[Dataset items]
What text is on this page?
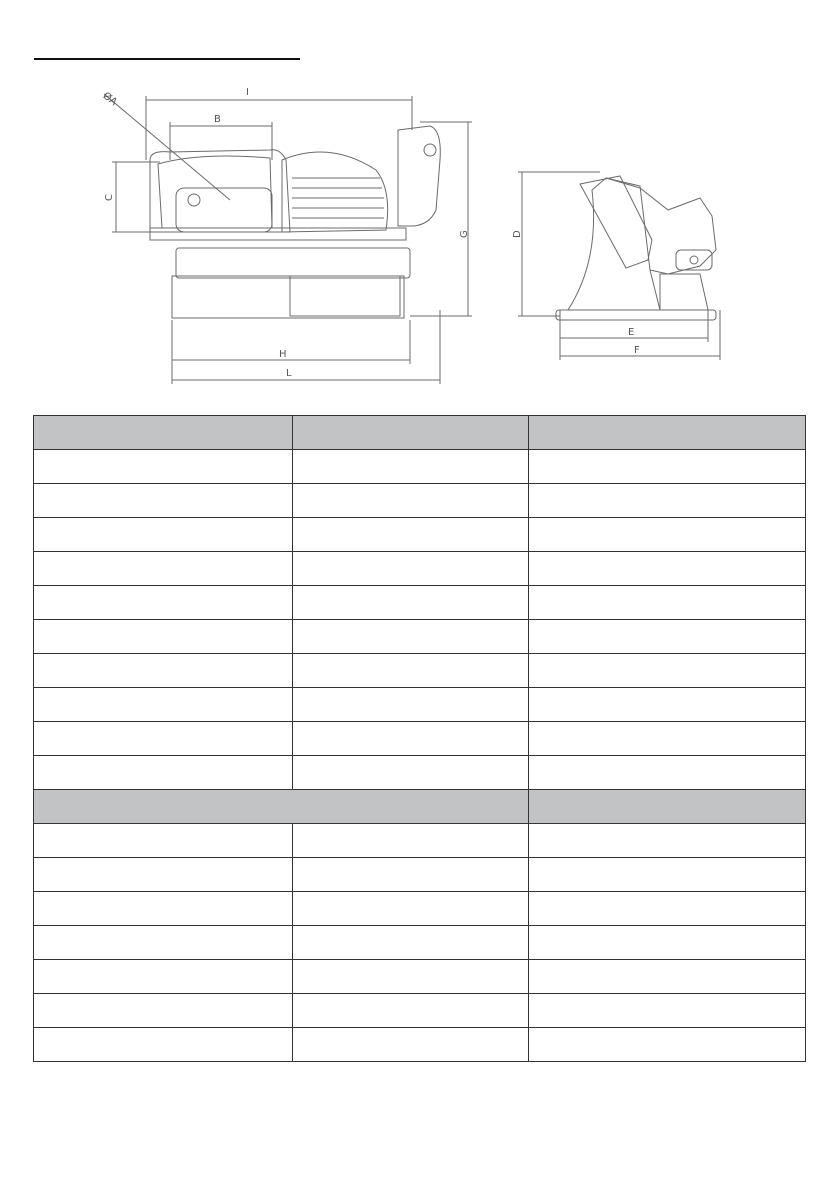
I
B
ØA
C
G
H
L
D
E
F
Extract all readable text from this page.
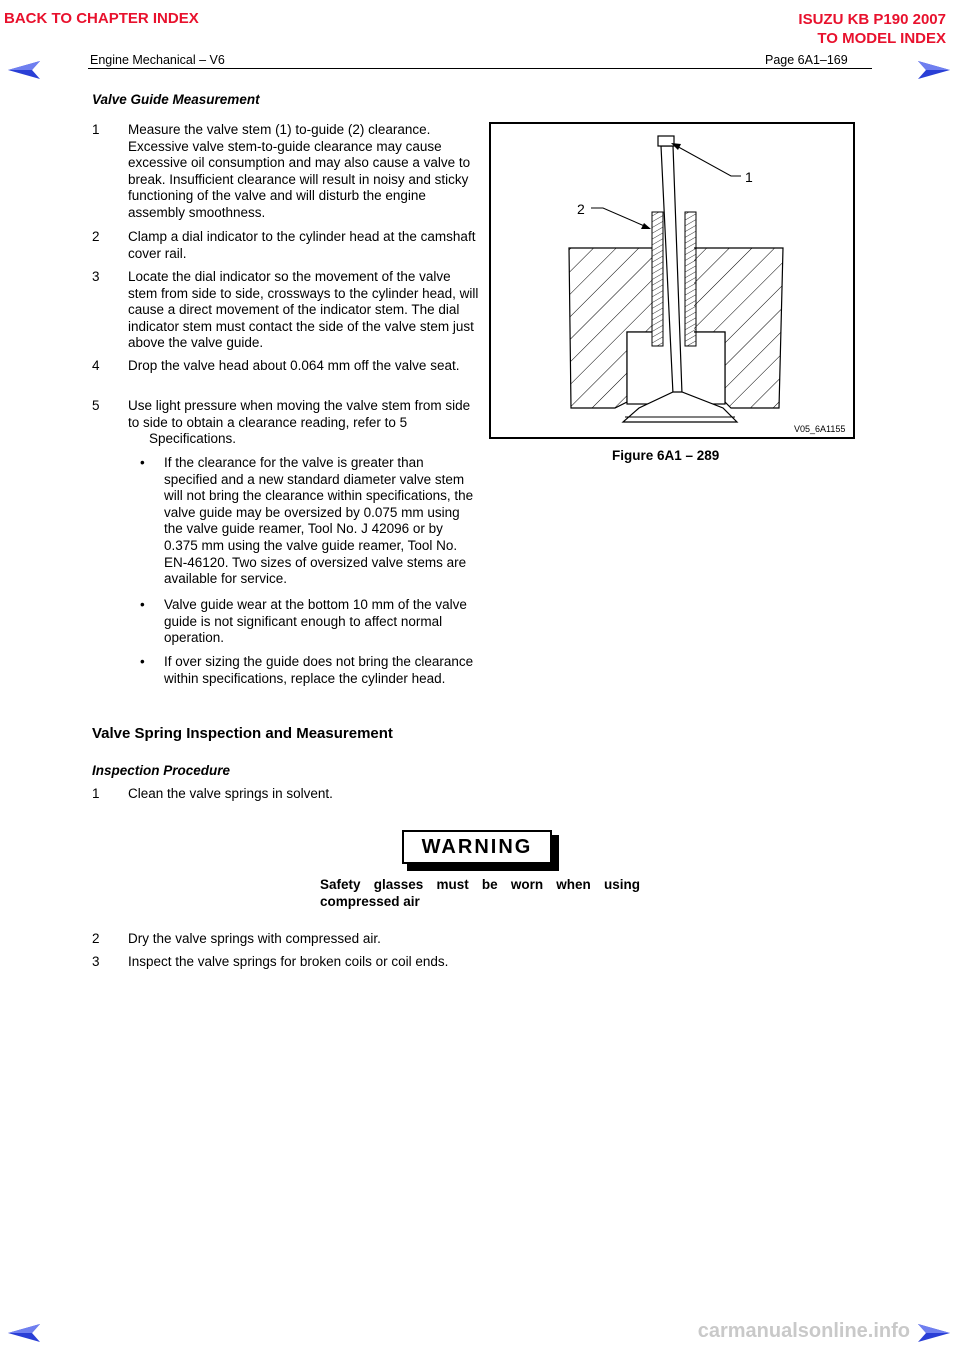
BACK TO CHAPTER INDEX	ISUZU KB P190 2007
TO MODEL INDEX
Engine Mechanical – V6	Page 6A1–169
Valve Guide Measurement
1 Measure the valve stem (1) to-guide (2) clearance. Excessive valve stem-to-guide clearance may cause excessive oil consumption and may also cause a valve to break. Insufficient clearance will result in noisy and sticky functioning of the valve and will disturb the engine assembly smoothness.
2 Clamp a dial indicator to the cylinder head at the camshaft cover rail.
3 Locate the dial indicator so the movement of the valve stem from side to side, crossways to the cylinder head, will cause a direct movement of the indicator stem. The dial indicator stem must contact the side of the valve stem just above the valve guide.
4 Drop the valve head about 0.064 mm off the valve seat.
5 Use light pressure when moving the valve stem from side to side to obtain a clearance reading, refer to 5
Specifications.
• If the clearance for the valve is greater than specified and a new standard diameter valve stem will not bring the clearance within specifications, the valve guide may be oversized by 0.075 mm using the valve guide reamer, Tool No. J 42096 or by 0.375 mm using the valve guide reamer, Tool No. EN-46120. Two sizes of oversized valve stems are available for service.
• Valve guide wear at the bottom 10 mm of the valve guide is not significant enough to affect normal operation.
• If over sizing the guide does not bring the clearance within specifications, replace the cylinder head.
1
2
V05_6A1155
Figure 6A1 – 289
Valve Spring Inspection and Measurement
Inspection Procedure
1 Clean the valve springs in solvent.
WARNING
Safety glasses must be worn when using compressed air
2 Dry the valve springs with compressed air.
3 Inspect the valve springs for broken coils or coil ends.
carmanualsonline.info
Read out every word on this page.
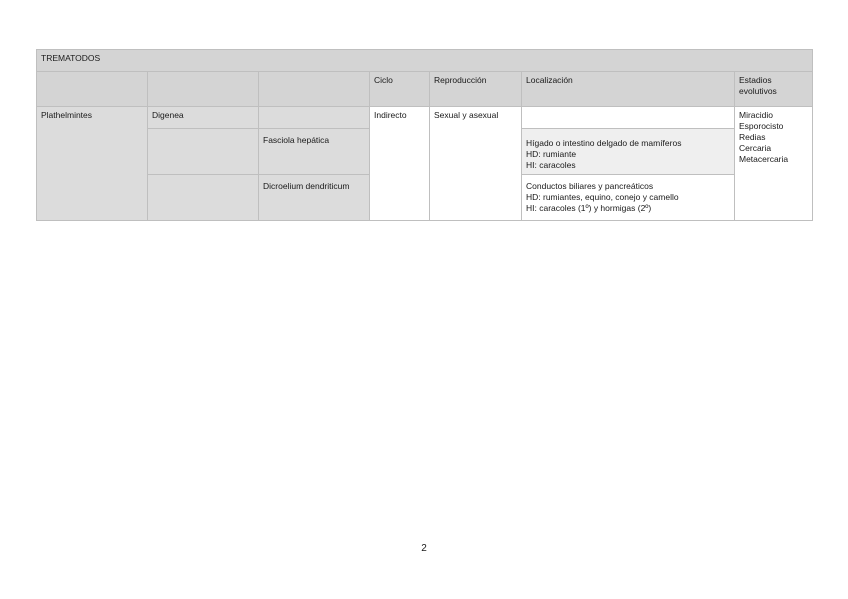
TREMATODOS						
			Ciclo	Reproducción	Localización	Estadios evolutivos
Plathelmintes	Digenea		Indirecto	Sexual y asexual		Miracidio
Esporocisto
Redias
Cercaria
Metacercaria

		Fasciola hepática			Hígado o intestino delgado de mamíferos
HD: rumiante
HI: caracoles	

		Dicroelium dendriticum			Conductos biliares y pancreáticos
HD: rumiantes, equino, conejo y camello
HI: caracoles (1º) y hormigas (2º)	
2
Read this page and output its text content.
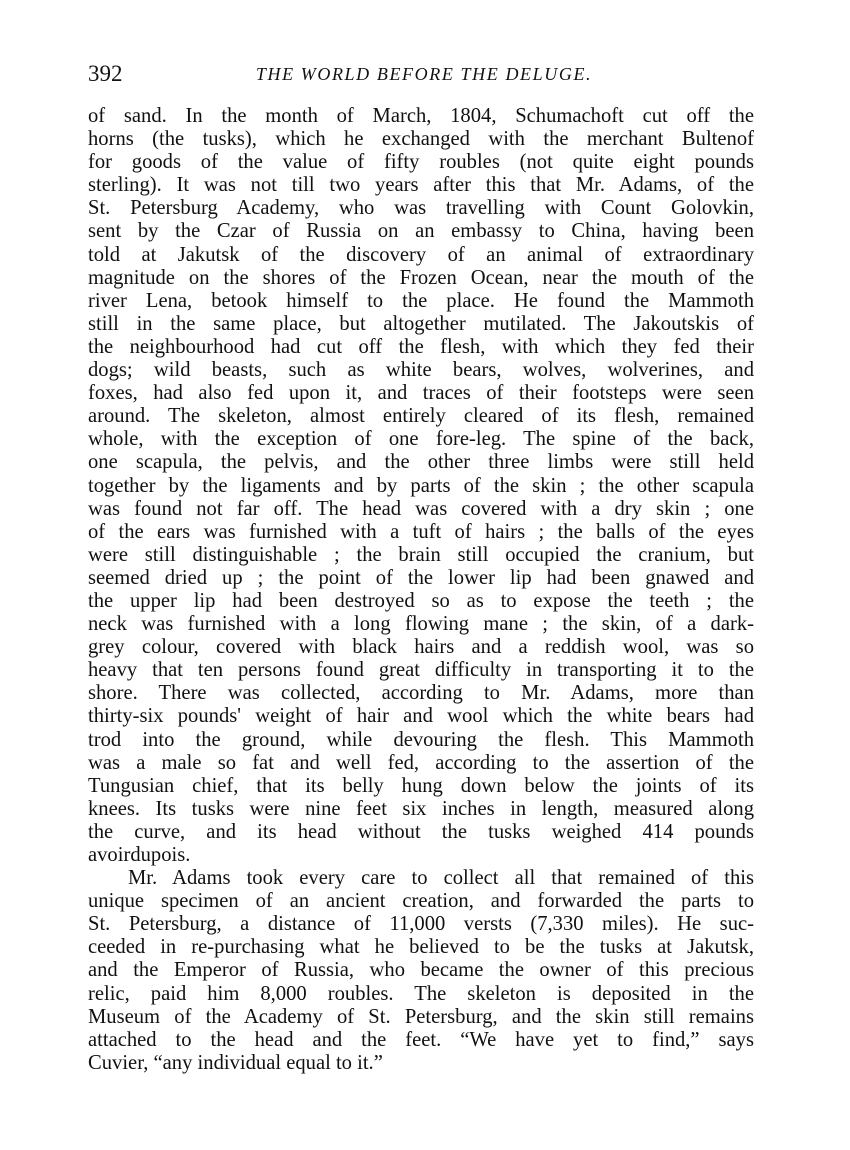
392	THE WORLD BEFORE THE DELUGE.
of sand. In the month of March, 1804, Schumachoft cut off the
horns (the tusks), which he exchanged with the merchant Bultenof
for goods of the value of fifty roubles (not quite eight pounds
sterling). It was not till two years after this that Mr. Adams, of the
St. Petersburg Academy, who was travelling with Count Golovkin,
sent by the Czar of Russia on an embassy to China, having been
told at Jakutsk of the discovery of an animal of extraordinary
magnitude on the shores of the Frozen Ocean, near the mouth of the
river Lena, betook himself to the place. He found the Mammoth
still in the same place, but altogether mutilated. The Jakoutskis of
the neighbourhood had cut off the flesh, with which they fed their
dogs; wild beasts, such as white bears, wolves, wolverines, and
foxes, had also fed upon it, and traces of their footsteps were seen
around. The skeleton, almost entirely cleared of its flesh, remained
whole, with the exception of one fore-leg. The spine of the back,
one scapula, the pelvis, and the other three limbs were still held
together by the ligaments and by parts of the skin ; the other scapula
was found not far off. The head was covered with a dry skin ; one
of the ears was furnished with a tuft of hairs ; the balls of the eyes
were still distinguishable ; the brain still occupied the cranium, but
seemed dried up ; the point of the lower lip had been gnawed and
the upper lip had been destroyed so as to expose the teeth ; the
neck was furnished with a long flowing mane ; the skin, of a dark-
grey colour, covered with black hairs and a reddish wool, was so
heavy that ten persons found great difficulty in transporting it to the
shore. There was collected, according to Mr. Adams, more than
thirty-six pounds' weight of hair and wool which the white bears had
trod into the ground, while devouring the flesh. This Mammoth
was a male so fat and well fed, according to the assertion of the
Tungusian chief, that its belly hung down below the joints of its
knees. Its tusks were nine feet six inches in length, measured along
the curve, and its head without the tusks weighed 414 pounds
avoirdupois.
Mr. Adams took every care to collect all that remained of this
unique specimen of an ancient creation, and forwarded the parts to
St. Petersburg, a distance of 11,000 versts (7,330 miles). He suc-
ceeded in re-purchasing what he believed to be the tusks at Jakutsk,
and the Emperor of Russia, who became the owner of this precious
relic, paid him 8,000 roubles. The skeleton is deposited in the
Museum of the Academy of St. Petersburg, and the skin still remains
attached to the head and the feet. “We have yet to find,” says
Cuvier, “any individual equal to it.”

**AIM OF THE EXERCISE:**
In the listing above, find each line with the word "tusks" and copy it.

**ANSWER IN FULL:**
horns (the tusks), which he exchanged with the merchant Bultenof
knees. Its tusks were nine feet six inches in length, measured along
the curve, and its head without the tusks weighed 414 pounds
ceeded in re-purchasing what he believed to be the tusks at Jakutsk,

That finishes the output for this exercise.